#### TASK GOAL
Write out the whole listing again, exactly.

--- START OF PROVIDED RECORDS ---

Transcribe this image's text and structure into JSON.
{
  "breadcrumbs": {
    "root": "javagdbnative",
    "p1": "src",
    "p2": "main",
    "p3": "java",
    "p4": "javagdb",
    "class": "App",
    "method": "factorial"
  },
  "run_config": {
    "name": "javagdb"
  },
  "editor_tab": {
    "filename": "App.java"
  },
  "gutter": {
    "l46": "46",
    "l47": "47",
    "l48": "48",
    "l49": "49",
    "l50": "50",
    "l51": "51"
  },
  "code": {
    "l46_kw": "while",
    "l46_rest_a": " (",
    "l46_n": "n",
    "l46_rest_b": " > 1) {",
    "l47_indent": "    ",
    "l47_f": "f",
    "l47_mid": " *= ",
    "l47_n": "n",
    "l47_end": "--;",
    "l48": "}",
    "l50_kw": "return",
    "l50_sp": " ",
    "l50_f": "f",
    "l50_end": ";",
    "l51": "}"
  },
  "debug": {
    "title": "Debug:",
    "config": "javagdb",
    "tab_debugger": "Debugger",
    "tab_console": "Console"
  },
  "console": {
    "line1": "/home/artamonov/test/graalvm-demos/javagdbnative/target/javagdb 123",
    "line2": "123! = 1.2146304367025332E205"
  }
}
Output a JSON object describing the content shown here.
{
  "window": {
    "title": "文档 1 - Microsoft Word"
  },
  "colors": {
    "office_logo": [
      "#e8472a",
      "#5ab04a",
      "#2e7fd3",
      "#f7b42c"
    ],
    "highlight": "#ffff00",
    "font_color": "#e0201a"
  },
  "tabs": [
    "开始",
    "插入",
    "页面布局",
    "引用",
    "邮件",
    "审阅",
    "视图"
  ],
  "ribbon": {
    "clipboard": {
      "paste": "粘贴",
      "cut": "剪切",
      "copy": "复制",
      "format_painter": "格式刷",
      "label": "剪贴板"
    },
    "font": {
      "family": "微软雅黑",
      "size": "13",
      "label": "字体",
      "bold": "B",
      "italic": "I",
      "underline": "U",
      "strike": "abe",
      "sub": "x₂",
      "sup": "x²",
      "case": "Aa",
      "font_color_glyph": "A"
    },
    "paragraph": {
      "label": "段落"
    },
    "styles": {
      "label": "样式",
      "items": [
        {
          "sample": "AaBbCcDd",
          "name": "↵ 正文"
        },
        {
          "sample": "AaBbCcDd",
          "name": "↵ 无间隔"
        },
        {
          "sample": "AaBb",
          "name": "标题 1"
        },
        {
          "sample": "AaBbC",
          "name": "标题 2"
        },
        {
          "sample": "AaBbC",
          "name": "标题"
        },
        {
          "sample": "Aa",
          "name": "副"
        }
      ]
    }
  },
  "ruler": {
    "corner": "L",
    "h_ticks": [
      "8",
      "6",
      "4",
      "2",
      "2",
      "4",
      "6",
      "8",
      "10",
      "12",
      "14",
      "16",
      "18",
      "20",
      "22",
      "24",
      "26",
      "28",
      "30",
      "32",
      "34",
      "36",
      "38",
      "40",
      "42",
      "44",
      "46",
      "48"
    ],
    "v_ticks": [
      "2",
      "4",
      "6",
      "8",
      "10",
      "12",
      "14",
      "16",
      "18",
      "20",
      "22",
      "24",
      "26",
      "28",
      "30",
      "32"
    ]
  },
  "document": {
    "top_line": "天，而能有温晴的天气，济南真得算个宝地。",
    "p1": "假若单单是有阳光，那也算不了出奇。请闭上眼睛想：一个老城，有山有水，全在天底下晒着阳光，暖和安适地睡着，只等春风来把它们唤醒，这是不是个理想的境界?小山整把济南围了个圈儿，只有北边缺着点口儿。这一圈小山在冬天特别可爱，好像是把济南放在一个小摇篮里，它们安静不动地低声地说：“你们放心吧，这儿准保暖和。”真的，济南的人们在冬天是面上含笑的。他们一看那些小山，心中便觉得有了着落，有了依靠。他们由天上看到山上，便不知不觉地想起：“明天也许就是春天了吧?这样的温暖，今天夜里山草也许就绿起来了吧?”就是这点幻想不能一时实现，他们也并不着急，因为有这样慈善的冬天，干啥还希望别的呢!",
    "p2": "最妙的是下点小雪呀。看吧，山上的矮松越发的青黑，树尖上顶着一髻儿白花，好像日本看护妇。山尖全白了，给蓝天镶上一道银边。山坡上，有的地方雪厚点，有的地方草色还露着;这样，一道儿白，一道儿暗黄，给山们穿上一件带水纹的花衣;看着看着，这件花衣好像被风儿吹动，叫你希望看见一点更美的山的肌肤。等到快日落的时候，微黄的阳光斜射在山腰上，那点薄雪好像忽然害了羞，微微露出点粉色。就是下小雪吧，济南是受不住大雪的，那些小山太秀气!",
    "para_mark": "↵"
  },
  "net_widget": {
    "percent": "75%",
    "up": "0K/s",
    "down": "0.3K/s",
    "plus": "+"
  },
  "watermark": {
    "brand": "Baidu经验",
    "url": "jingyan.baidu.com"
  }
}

--- END OF PROVIDED RECORDS ---

#### WRITTEN SOLUTION
Transcribe this image's text and structure into JSON.
{
  "breadcrumbs": {
    "root": "javagdbnative",
    "p1": "src",
    "p2": "main",
    "p3": "java",
    "p4": "javagdb",
    "class": "App",
    "method": "factorial"
  },
  "run_config": {
    "name": "javagdb"
  },
  "editor_tab": {
    "filename": "App.java"
  },
  "gutter": {
    "l46": "46",
    "l47": "47",
    "l48": "48",
    "l49": "49",
    "l50": "50",
    "l51": "51"
  },
  "code": {
    "l46_kw": "while",
    "l46_rest_a": " (",
    "l46_n": "n",
    "l46_rest_b": " > 1) {",
    "l47_indent": "    ",
    "l47_f": "f",
    "l47_mid": " *= ",
    "l47_n": "n",
    "l47_end": "--;",
    "l48": "}",
    "l50_kw": "return",
    "l50_sp": " ",
    "l50_f": "f",
    "l50_end": ";",
    "l51": "}"
  },
  "debug": {
    "title": "Debug:",
    "config": "javagdb",
    "tab_debugger": "Debugger",
    "tab_console": "Console"
  },
  "console": {
    "line1": "/home/artamonov/test/graalvm-demos/javagdbnative/target/javagdb 123",
    "line2": "123! = 1.2146304367025332E205"
  }
}
Output a JSON object describing the content shown here.
{
  "window": {
    "title": "文档 1 - Microsoft Word"
  },
  "colors": {
    "office_logo": [
      "#e8472a",
      "#5ab04a",
      "#2e7fd3",
      "#f7b42c"
    ],
    "highlight": "#ffff00",
    "font_color": "#e0201a"
  },
  "tabs": [
    "开始",
    "插入",
    "页面布局",
    "引用",
    "邮件",
    "审阅",
    "视图"
  ],
  "ribbon": {
    "clipboard": {
      "paste": "粘贴",
      "cut": "剪切",
      "copy": "复制",
      "format_painter": "格式刷",
      "label": "剪贴板"
    },
    "font": {
      "family": "微软雅黑",
      "size": "13",
      "label": "字体",
      "bold": "B",
      "italic": "I",
      "underline": "U",
      "strike": "abe",
      "sub": "x₂",
      "sup": "x²",
      "case": "Aa",
      "font_color_glyph": "A"
    },
    "paragraph": {
      "label": "段落"
    },
    "styles": {
      "label": "样式",
      "items": [
        {
          "sample": "AaBbCcDd",
          "name": "↵ 正文"
        },
        {
          "sample": "AaBbCcDd",
          "name": "↵ 无间隔"
        },
        {
          "sample": "AaBb",
          "name": "标题 1"
        },
        {
          "sample": "AaBbC",
          "name": "标题 2"
        },
        {
          "sample": "AaBbC",
          "name": "标题"
        },
        {
          "sample": "Aa",
          "name": "副"
        }
      ]
    }
  },
  "ruler": {
    "corner": "L",
    "h_ticks": [
      "8",
      "6",
      "4",
      "2",
      "2",
      "4",
      "6",
      "8",
      "10",
      "12",
      "14",
      "16",
      "18",
      "20",
      "22",
      "24",
      "26",
      "28",
      "30",
      "32",
      "34",
      "36",
      "38",
      "40",
      "42",
      "44",
      "46",
      "48"
    ],
    "v_ticks": [
      "2",
      "4",
      "6",
      "8",
      "10",
      "12",
      "14",
      "16",
      "18",
      "20",
      "22",
      "24",
      "26",
      "28",
      "30",
      "32"
    ]
  },
  "document": {
    "top_line": "天，而能有温晴的天气，济南真得算个宝地。",
    "p1": "假若单单是有阳光，那也算不了出奇。请闭上眼睛想：一个老城，有山有水，全在天底下晒着阳光，暖和安适地睡着，只等春风来把它们唤醒，这是不是个理想的境界?小山整把济南围了个圈儿，只有北边缺着点口儿。这一圈小山在冬天特别可爱，好像是把济南放在一个小摇篮里，它们安静不动地低声地说：“你们放心吧，这儿准保暖和。”真的，济南的人们在冬天是面上含笑的。他们一看那些小山，心中便觉得有了着落，有了依靠。他们由天上看到山上，便不知不觉地想起：“明天也许就是春天了吧?这样的温暖，今天夜里山草也许就绿起来了吧?”就是这点幻想不能一时实现，他们也并不着急，因为有这样慈善的冬天，干啥还希望别的呢!",
    "p2": "最妙的是下点小雪呀。看吧，山上的矮松越发的青黑，树尖上顶着一髻儿白花，好像日本看护妇。山尖全白了，给蓝天镶上一道银边。山坡上，有的地方雪厚点，有的地方草色还露着;这样，一道儿白，一道儿暗黄，给山们穿上一件带水纹的花衣;看着看着，这件花衣好像被风儿吹动，叫你希望看见一点更美的山的肌肤。等到快日落的时候，微黄的阳光斜射在山腰上，那点薄雪好像忽然害了羞，微微露出点粉色。就是下小雪吧，济南是受不住大雪的，那些小山太秀气!",
    "para_mark": "↵"
  },
  "net_widget": {
    "percent": "75%",
    "up": "0K/s",
    "down": "0.3K/s",
    "plus": "+"
  },
  "watermark": {
    "brand": "Baidu经验",
    "url": "jingyan.baidu.com"
  }
}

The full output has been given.